- What you have to do: Go through the lines below. Copy those with "Software".

------------------------

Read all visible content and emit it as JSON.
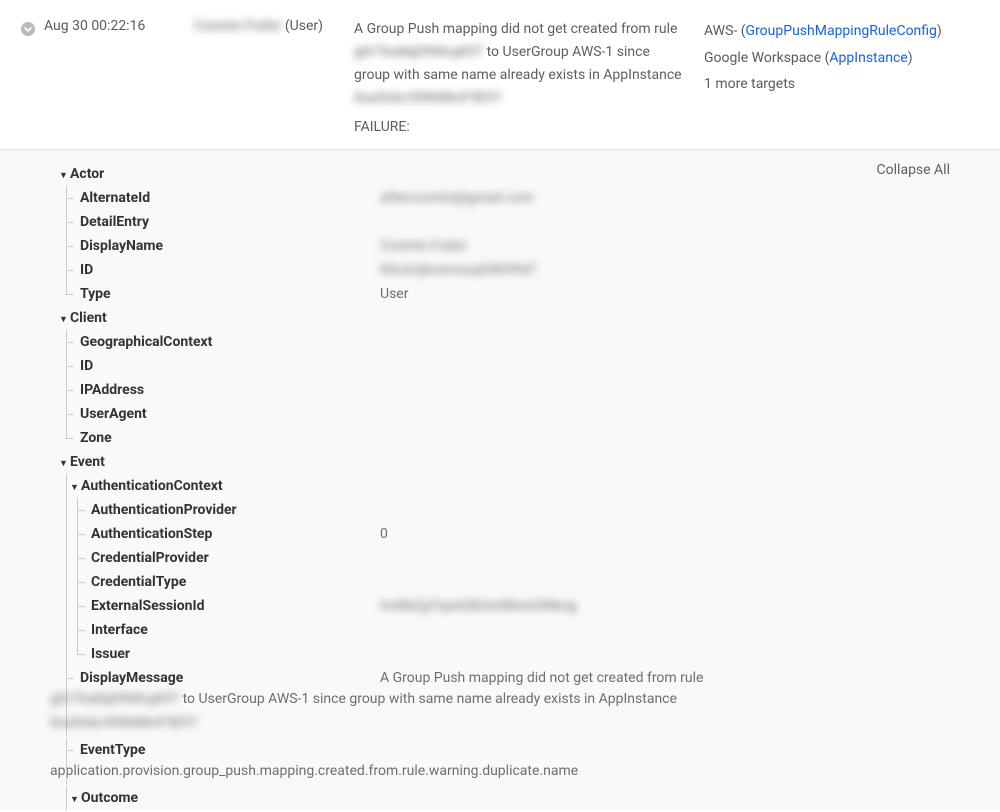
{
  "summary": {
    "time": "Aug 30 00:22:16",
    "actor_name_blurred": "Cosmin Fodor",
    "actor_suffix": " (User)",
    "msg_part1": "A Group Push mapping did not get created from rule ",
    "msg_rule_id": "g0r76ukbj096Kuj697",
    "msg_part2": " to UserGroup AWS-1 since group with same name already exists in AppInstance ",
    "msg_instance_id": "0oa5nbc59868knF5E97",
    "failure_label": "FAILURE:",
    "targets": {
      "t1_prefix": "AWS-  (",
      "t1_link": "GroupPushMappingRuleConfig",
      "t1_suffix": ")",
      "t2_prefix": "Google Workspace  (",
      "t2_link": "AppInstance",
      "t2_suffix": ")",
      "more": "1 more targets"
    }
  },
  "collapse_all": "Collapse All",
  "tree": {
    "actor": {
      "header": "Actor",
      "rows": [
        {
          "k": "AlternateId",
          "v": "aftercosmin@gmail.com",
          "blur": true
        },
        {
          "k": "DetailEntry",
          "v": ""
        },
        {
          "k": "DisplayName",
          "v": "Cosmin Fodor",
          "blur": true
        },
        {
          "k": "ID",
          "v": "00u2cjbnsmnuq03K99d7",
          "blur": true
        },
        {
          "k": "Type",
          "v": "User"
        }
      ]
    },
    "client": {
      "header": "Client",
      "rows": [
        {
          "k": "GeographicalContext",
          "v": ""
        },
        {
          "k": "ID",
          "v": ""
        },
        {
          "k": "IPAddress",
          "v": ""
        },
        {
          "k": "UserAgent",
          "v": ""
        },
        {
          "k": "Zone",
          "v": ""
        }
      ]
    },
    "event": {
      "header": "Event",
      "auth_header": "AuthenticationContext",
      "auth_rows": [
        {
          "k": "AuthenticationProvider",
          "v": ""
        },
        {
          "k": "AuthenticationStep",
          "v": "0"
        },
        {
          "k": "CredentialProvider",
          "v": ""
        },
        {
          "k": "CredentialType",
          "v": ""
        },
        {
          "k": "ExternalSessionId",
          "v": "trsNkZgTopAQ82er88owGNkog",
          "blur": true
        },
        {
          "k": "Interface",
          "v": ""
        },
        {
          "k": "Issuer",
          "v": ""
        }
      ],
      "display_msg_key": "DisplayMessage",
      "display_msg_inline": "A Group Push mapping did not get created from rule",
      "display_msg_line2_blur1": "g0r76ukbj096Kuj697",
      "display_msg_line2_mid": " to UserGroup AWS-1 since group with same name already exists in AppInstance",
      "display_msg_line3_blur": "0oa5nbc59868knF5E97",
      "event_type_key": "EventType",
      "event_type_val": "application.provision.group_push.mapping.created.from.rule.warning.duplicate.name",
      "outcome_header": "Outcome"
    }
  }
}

------------------------

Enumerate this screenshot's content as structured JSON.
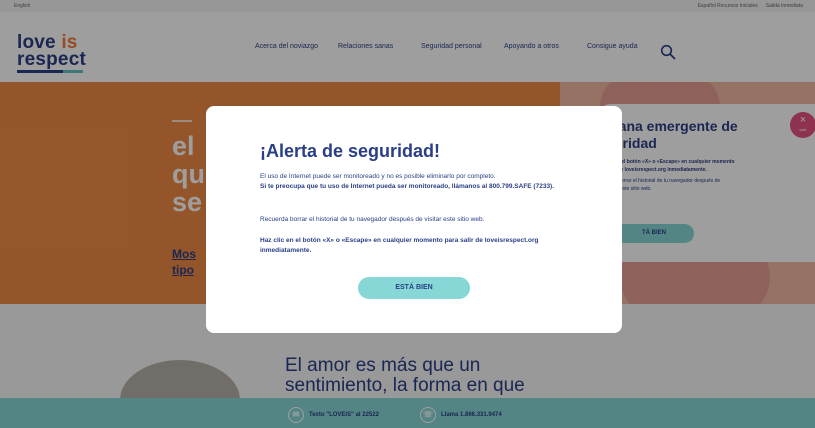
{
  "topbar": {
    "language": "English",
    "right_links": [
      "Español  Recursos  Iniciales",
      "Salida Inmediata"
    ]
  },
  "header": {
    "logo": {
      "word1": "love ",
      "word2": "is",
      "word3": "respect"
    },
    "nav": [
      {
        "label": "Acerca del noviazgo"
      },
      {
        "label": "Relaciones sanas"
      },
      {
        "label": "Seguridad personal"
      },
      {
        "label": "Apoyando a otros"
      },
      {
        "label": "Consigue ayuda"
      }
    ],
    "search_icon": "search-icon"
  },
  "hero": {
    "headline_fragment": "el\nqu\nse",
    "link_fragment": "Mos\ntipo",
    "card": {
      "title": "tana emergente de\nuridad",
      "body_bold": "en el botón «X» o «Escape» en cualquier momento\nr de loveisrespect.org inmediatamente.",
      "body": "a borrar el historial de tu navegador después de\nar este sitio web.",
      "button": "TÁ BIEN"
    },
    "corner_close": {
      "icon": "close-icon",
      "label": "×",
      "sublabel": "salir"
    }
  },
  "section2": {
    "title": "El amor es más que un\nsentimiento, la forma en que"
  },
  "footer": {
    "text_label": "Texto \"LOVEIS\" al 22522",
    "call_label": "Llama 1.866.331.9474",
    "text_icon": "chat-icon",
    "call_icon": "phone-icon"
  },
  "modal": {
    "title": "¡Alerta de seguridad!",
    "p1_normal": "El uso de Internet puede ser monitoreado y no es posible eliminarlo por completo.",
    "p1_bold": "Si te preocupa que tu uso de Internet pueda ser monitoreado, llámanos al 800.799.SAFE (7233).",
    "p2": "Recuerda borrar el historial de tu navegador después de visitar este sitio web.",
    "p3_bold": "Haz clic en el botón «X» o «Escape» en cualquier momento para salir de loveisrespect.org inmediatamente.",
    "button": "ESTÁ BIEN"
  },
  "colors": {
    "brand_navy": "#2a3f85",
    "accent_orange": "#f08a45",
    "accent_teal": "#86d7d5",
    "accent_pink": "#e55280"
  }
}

------------------------

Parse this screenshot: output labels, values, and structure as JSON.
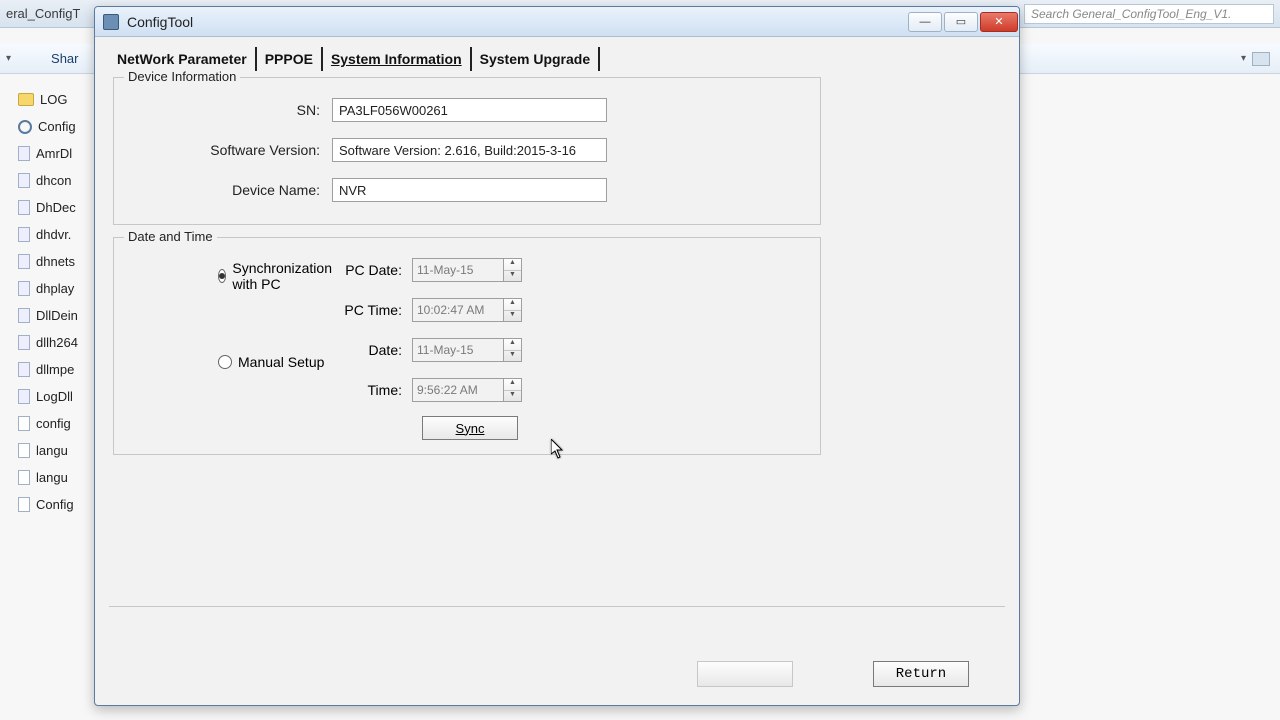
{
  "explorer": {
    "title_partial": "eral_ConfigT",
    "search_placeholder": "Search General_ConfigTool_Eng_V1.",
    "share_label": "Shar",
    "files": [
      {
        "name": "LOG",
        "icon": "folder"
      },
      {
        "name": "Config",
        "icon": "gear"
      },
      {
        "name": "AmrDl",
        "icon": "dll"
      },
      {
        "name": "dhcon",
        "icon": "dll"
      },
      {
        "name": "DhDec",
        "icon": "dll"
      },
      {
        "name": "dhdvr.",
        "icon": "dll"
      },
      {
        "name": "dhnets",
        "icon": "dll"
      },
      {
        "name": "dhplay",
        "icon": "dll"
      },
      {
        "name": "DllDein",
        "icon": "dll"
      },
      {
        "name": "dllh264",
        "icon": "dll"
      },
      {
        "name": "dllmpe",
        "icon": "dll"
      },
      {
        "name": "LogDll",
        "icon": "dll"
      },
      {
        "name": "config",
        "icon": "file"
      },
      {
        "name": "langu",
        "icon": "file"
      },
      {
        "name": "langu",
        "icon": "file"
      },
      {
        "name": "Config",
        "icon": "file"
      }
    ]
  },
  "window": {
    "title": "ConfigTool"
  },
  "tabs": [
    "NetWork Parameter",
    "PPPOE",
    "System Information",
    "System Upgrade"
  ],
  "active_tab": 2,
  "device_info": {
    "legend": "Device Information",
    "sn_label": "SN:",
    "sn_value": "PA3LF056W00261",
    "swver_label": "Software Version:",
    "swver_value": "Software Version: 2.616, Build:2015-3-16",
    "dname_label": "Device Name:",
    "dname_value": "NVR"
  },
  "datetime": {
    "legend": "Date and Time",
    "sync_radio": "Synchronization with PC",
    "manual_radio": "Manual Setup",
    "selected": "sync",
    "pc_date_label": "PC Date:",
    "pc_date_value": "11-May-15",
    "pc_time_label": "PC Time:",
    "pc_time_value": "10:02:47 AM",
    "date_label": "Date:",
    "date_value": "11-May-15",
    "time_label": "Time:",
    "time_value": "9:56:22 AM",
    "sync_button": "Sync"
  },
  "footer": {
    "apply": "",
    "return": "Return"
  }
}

------------------------

- Task output:
    "swver_label": "Software Version:",
    "swver_value": "Software Version: 2.616, Build:2015-3-16",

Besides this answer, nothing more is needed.